#### Your objective:
Exact transcript, pictures excluded: write out every record below.

#### The records:
************

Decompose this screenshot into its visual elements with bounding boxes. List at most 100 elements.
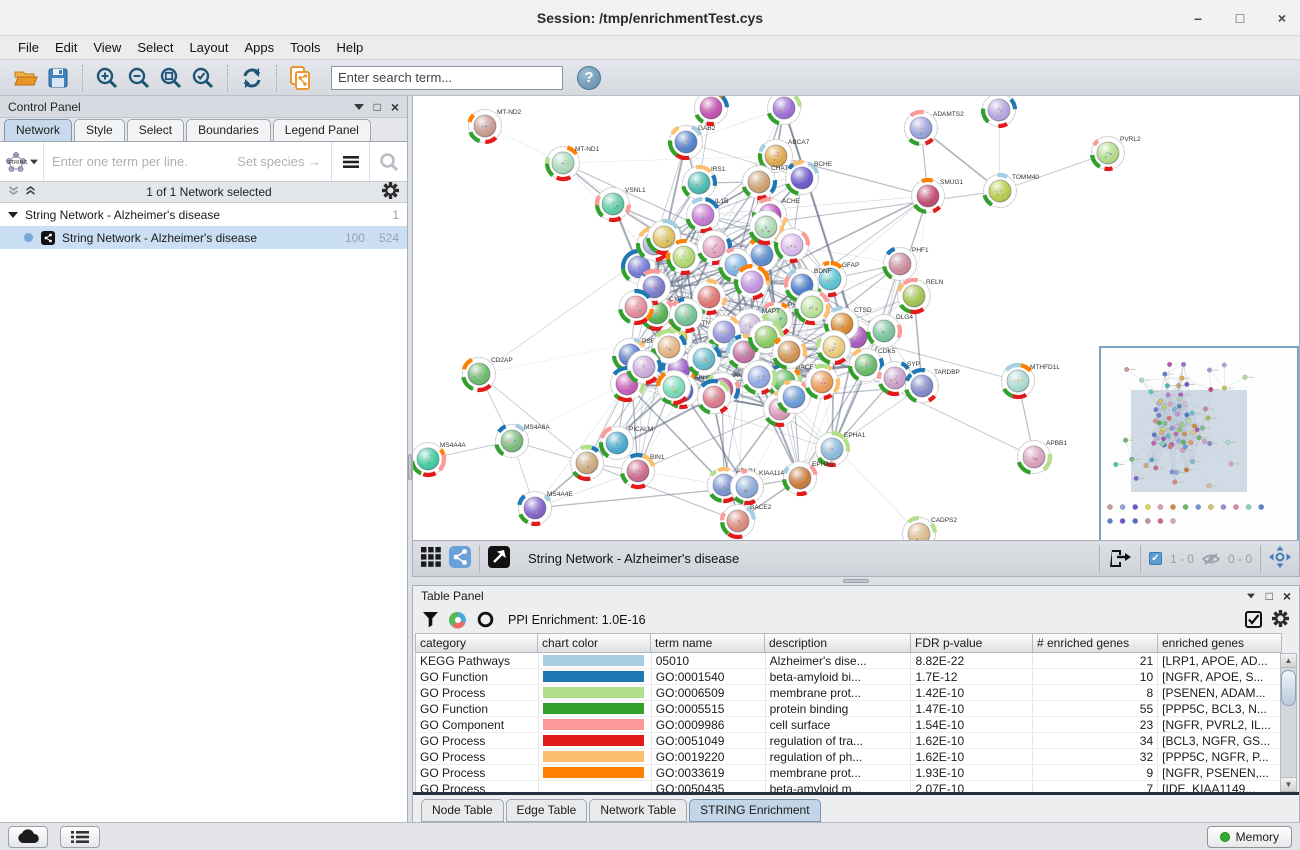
menu-help[interactable]: Help — [329, 37, 372, 58]
cell-category: GO Process — [416, 733, 539, 748]
table-row[interactable]: GO FunctionGO:0001540beta-amyloid bi...1… — [416, 669, 1282, 685]
tab-select[interactable]: Select — [127, 119, 184, 141]
table-row[interactable]: GO ProcessGO:0019220regulation of ph...1… — [416, 749, 1282, 765]
expand-all-icon[interactable] — [25, 185, 36, 199]
string-term-input[interactable] — [44, 154, 237, 169]
memory-button[interactable]: Memory — [1207, 826, 1292, 848]
minimize-button[interactable]: – — [1190, 10, 1206, 26]
cell-gene-count: 23 — [1033, 717, 1158, 732]
svg-text:BACE2: BACE2 — [750, 504, 772, 511]
zoom-out-icon[interactable] — [123, 63, 155, 93]
close-panel-icon[interactable]: × — [391, 99, 399, 115]
search-input[interactable] — [331, 66, 563, 90]
tab-boundaries[interactable]: Boundaries — [186, 119, 271, 141]
help-icon[interactable]: ? — [577, 66, 601, 90]
table-row[interactable]: GO ProcessGO:0006509membrane prot...1.42… — [416, 685, 1282, 701]
tab-network-table[interactable]: Network Table — [589, 799, 687, 822]
column-header-category[interactable]: category — [415, 633, 538, 653]
network-collection-row[interactable]: String Network - Alzheimer's disease 1 — [0, 203, 407, 226]
chart-color-swatch — [543, 767, 644, 778]
open-file-button[interactable] — [10, 63, 42, 93]
close-button[interactable]: × — [1274, 10, 1290, 26]
task-list-button[interactable] — [60, 826, 100, 848]
tab-string-enrichment[interactable]: STRING Enrichment — [689, 799, 820, 822]
ring-chart-icon[interactable] — [477, 611, 494, 628]
menu-layout[interactable]: Layout — [181, 37, 236, 58]
table-row[interactable]: GO ProcessGO:0050435beta-amyloid m...2.0… — [416, 781, 1282, 792]
network-row[interactable]: String Network - Alzheimer's disease 100… — [0, 226, 407, 249]
cell-category: GO Function — [416, 701, 539, 716]
svg-text:BDNF: BDNF — [814, 268, 832, 275]
svg-text:SYP: SYP — [907, 361, 920, 368]
menu-edit[interactable]: Edit — [47, 37, 85, 58]
network-options-gear-icon[interactable] — [382, 182, 399, 202]
navigator-icon[interactable] — [1269, 546, 1291, 571]
column-header--enriched-genes[interactable]: # enriched genes — [1033, 633, 1158, 653]
column-header-chart-color[interactable]: chart color — [538, 633, 651, 653]
column-header-term-name[interactable]: term name — [651, 633, 765, 653]
string-view-icon[interactable] — [449, 546, 471, 571]
refresh-icon[interactable] — [236, 63, 268, 93]
enrichment-toolbar: PPI Enrichment: 1.0E-16 — [413, 606, 1299, 633]
query-search-icon[interactable] — [369, 142, 407, 181]
query-options-icon[interactable] — [331, 142, 369, 181]
tab-edge-table[interactable]: Edge Table — [506, 799, 588, 822]
cell-chart-color — [539, 717, 652, 732]
export-network-icon[interactable] — [1108, 546, 1132, 571]
scrollbar-thumb[interactable] — [1281, 670, 1296, 706]
menu-tools[interactable]: Tools — [282, 37, 328, 58]
filter-icon[interactable] — [423, 612, 439, 628]
zoom-in-icon[interactable] — [91, 63, 123, 93]
tab-legend-panel[interactable]: Legend Panel — [273, 119, 371, 141]
network-from-clipboard-icon[interactable] — [285, 63, 317, 93]
string-protein-query-icon[interactable]: STRING — [0, 142, 44, 181]
table-scrollbar[interactable]: ▲ ▼ — [1280, 653, 1297, 792]
ppi-enrichment-label: PPI Enrichment: 1.0E-16 — [508, 613, 1235, 627]
svg-text:CADPS2: CADPS2 — [931, 517, 957, 524]
table-close-icon[interactable]: × — [1283, 588, 1291, 604]
cell-enriched-genes: [NGFR, PVRL2, IL... — [1158, 717, 1282, 732]
chart-color-swatch — [543, 751, 644, 762]
cloud-tasks-button[interactable] — [8, 826, 48, 848]
save-session-button[interactable] — [42, 63, 74, 93]
table-panel-menu-icon[interactable] — [1247, 594, 1255, 599]
table-float-icon[interactable]: □ — [1266, 589, 1273, 603]
float-panel-icon[interactable]: □ — [374, 100, 381, 114]
svg-text:ABCA7: ABCA7 — [788, 139, 810, 146]
set-species-hint[interactable]: Set species → — [237, 154, 321, 169]
table-row[interactable]: KEGG Pathways05010Alzheimer's dise...8.8… — [416, 653, 1282, 669]
cell-enriched-genes: [NGFR, PSENEN,... — [1158, 765, 1282, 780]
maximize-button[interactable]: □ — [1232, 10, 1248, 26]
tab-node-table[interactable]: Node Table — [421, 799, 504, 822]
zoom-selected-icon[interactable] — [187, 63, 219, 93]
menu-apps[interactable]: Apps — [237, 37, 283, 58]
scroll-up-icon[interactable]: ▲ — [1281, 654, 1296, 668]
zoom-fit-icon[interactable] — [155, 63, 187, 93]
tab-network[interactable]: Network — [4, 119, 72, 141]
collapse-all-icon[interactable] — [8, 185, 19, 199]
select-columns-icon[interactable] — [1245, 611, 1262, 628]
chart-donut-icon[interactable] — [449, 611, 467, 629]
grid-mode-icon[interactable] — [421, 547, 441, 570]
table-row[interactable]: GO ProcessGO:0033619membrane prot...1.93… — [416, 765, 1282, 781]
menu-file[interactable]: File — [10, 37, 47, 58]
cell-chart-color — [539, 749, 652, 764]
table-row[interactable]: GO ProcessGO:0051049regulation of tra...… — [416, 733, 1282, 749]
menu-select[interactable]: Select — [129, 37, 181, 58]
detach-view-icon[interactable] — [488, 546, 510, 571]
table-row[interactable]: GO ComponentGO:0009986cell surface1.54E-… — [416, 717, 1282, 733]
scroll-down-icon[interactable]: ▼ — [1281, 777, 1296, 791]
svg-text:TARDBP: TARDBP — [934, 369, 960, 376]
column-header-enriched-genes[interactable]: enriched genes — [1158, 633, 1282, 653]
panel-menu-icon[interactable] — [354, 104, 364, 110]
tab-style[interactable]: Style — [74, 119, 125, 141]
svg-text:BCHE: BCHE — [814, 161, 833, 168]
birdseye-view[interactable] — [1099, 346, 1299, 544]
table-splitter[interactable] — [412, 577, 1300, 585]
expand-caret-icon[interactable] — [8, 211, 18, 219]
table-row[interactable]: GO FunctionGO:0005515protein binding1.47… — [416, 701, 1282, 717]
column-header-fdr-p-value[interactable]: FDR p-value — [911, 633, 1033, 653]
enrichment-settings-gear-icon[interactable] — [1272, 610, 1289, 630]
column-header-description[interactable]: description — [765, 633, 911, 653]
menu-view[interactable]: View — [85, 37, 129, 58]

************

#### Answer area:
Decompose this screenshot into its visual elements with bounding boxes. List at most 100 elements.
menu-help[interactable]: Help — [329, 37, 372, 58]
cell-category: GO Process — [416, 733, 539, 748]
table-row[interactable]: GO FunctionGO:0001540beta-amyloid bi...1… — [416, 669, 1282, 685]
tab-select[interactable]: Select — [127, 119, 184, 141]
table-row[interactable]: GO ProcessGO:0019220regulation of ph...1… — [416, 749, 1282, 765]
expand-all-icon[interactable] — [25, 185, 36, 199]
string-term-input[interactable] — [44, 154, 237, 169]
memory-button[interactable]: Memory — [1207, 826, 1292, 848]
minimize-button[interactable]: – — [1190, 10, 1206, 26]
cell-gene-count: 23 — [1033, 717, 1158, 732]
svg-text:BACE2: BACE2 — [750, 504, 772, 511]
zoom-out-icon[interactable] — [123, 63, 155, 93]
close-panel-icon[interactable]: × — [391, 99, 399, 115]
search-input[interactable] — [331, 66, 563, 90]
tab-boundaries[interactable]: Boundaries — [186, 119, 271, 141]
help-icon[interactable]: ? — [577, 66, 601, 90]
table-row[interactable]: GO ProcessGO:0006509membrane prot...1.42… — [416, 685, 1282, 701]
tab-network-table[interactable]: Network Table — [589, 799, 687, 822]
column-header-category[interactable]: category — [415, 633, 538, 653]
network-collection-row[interactable]: String Network - Alzheimer's disease 1 — [0, 203, 407, 226]
chart-color-swatch — [543, 767, 644, 778]
open-file-button[interactable] — [10, 63, 42, 93]
close-button[interactable]: × — [1274, 10, 1290, 26]
task-list-button[interactable] — [60, 826, 100, 848]
tab-string-enrichment[interactable]: STRING Enrichment — [689, 799, 820, 822]
ring-chart-icon[interactable] — [477, 611, 494, 628]
menu-layout[interactable]: Layout — [181, 37, 236, 58]
table-row[interactable]: GO ProcessGO:0050435beta-amyloid m...2.0… — [416, 781, 1282, 792]
network-row[interactable]: String Network - Alzheimer's disease 100… — [0, 226, 407, 249]
cell-category: GO Function — [416, 701, 539, 716]
svg-text:BDNF: BDNF — [814, 268, 832, 275]
svg-text:SYP: SYP — [907, 361, 920, 368]
menu-edit[interactable]: Edit — [47, 37, 85, 58]
network-options-gear-icon[interactable] — [382, 182, 399, 202]
navigator-icon[interactable] — [1269, 546, 1291, 571]
column-header--enriched-genes[interactable]: # enriched genes — [1033, 633, 1158, 653]
column-header-chart-color[interactable]: chart color — [538, 633, 651, 653]
column-header-term-name[interactable]: term name — [651, 633, 765, 653]
string-view-icon[interactable] — [449, 546, 471, 571]
refresh-icon[interactable] — [236, 63, 268, 93]
enrichment-toolbar: PPI Enrichment: 1.0E-16 — [413, 606, 1299, 633]
query-search-icon[interactable] — [369, 142, 407, 181]
query-options-icon[interactable] — [331, 142, 369, 181]
tab-edge-table[interactable]: Edge Table — [506, 799, 588, 822]
cell-chart-color — [539, 717, 652, 732]
export-network-icon[interactable] — [1108, 546, 1132, 571]
scrollbar-thumb[interactable] — [1281, 670, 1296, 706]
menu-tools[interactable]: Tools — [282, 37, 328, 58]
filter-icon[interactable] — [423, 612, 439, 628]
zoom-in-icon[interactable] — [91, 63, 123, 93]
tab-legend-panel[interactable]: Legend Panel — [273, 119, 371, 141]
network-from-clipboard-icon[interactable] — [285, 63, 317, 93]
string-protein-query-icon[interactable]: STRING — [0, 142, 44, 181]
table-scrollbar[interactable]: ▲ ▼ — [1280, 653, 1297, 792]
ppi-enrichment-label: PPI Enrichment: 1.0E-16 — [508, 613, 1235, 627]
svg-text:CADPS2: CADPS2 — [931, 517, 957, 524]
table-close-icon[interactable]: × — [1283, 588, 1291, 604]
cell-enriched-genes: [NGFR, PVRL2, IL... — [1158, 717, 1282, 732]
chart-color-swatch — [543, 751, 644, 762]
cloud-tasks-button[interactable] — [8, 826, 48, 848]
save-session-button[interactable] — [42, 63, 74, 93]
table-panel-menu-icon[interactable] — [1247, 594, 1255, 599]
table-float-icon[interactable]: □ — [1266, 589, 1273, 603]
float-panel-icon[interactable]: □ — [374, 100, 381, 114]
svg-text:ABCA7: ABCA7 — [788, 139, 810, 146]
set-species-hint[interactable]: Set species → — [237, 154, 321, 169]
table-row[interactable]: KEGG Pathways05010Alzheimer's dise...8.8… — [416, 653, 1282, 669]
cell-enriched-genes: [NGFR, PSENEN,... — [1158, 765, 1282, 780]
maximize-button[interactable]: □ — [1232, 10, 1248, 26]
tab-node-table[interactable]: Node Table — [421, 799, 504, 822]
zoom-selected-icon[interactable] — [187, 63, 219, 93]
menu-apps[interactable]: Apps — [237, 37, 283, 58]
scroll-up-icon[interactable]: ▲ — [1281, 654, 1296, 668]
zoom-fit-icon[interactable] — [155, 63, 187, 93]
tab-network[interactable]: Network — [4, 119, 72, 141]
collapse-all-icon[interactable] — [8, 185, 19, 199]
select-columns-icon[interactable] — [1245, 611, 1262, 628]
chart-donut-icon[interactable] — [449, 611, 467, 629]
grid-mode-icon[interactable] — [421, 547, 441, 570]
table-row[interactable]: GO ProcessGO:0033619membrane prot...1.93… — [416, 765, 1282, 781]
menu-file[interactable]: File — [10, 37, 47, 58]
cell-chart-color — [539, 749, 652, 764]
table-row[interactable]: GO ProcessGO:0051049regulation of tra...… — [416, 733, 1282, 749]
menu-select[interactable]: Select — [129, 37, 181, 58]
detach-view-icon[interactable] — [488, 546, 510, 571]
table-row[interactable]: GO ComponentGO:0009986cell surface1.54E-… — [416, 717, 1282, 733]
scroll-down-icon[interactable]: ▼ — [1281, 777, 1296, 791]
svg-text:TARDBP: TARDBP — [934, 369, 960, 376]
column-header-enriched-genes[interactable]: enriched genes — [1158, 633, 1282, 653]
panel-menu-icon[interactable] — [354, 104, 364, 110]
tab-style[interactable]: Style — [74, 119, 125, 141]
svg-text:BCHE: BCHE — [814, 161, 833, 168]
birdseye-view[interactable] — [1099, 346, 1299, 544]
table-splitter[interactable] — [412, 577, 1300, 585]
expand-caret-icon[interactable] — [8, 211, 18, 219]
table-row[interactable]: GO FunctionGO:0005515protein binding1.47… — [416, 701, 1282, 717]
column-header-fdr-p-value[interactable]: FDR p-value — [911, 633, 1033, 653]
enrichment-settings-gear-icon[interactable] — [1272, 610, 1289, 630]
column-header-description[interactable]: description — [765, 633, 911, 653]
menu-view[interactable]: View — [85, 37, 129, 58]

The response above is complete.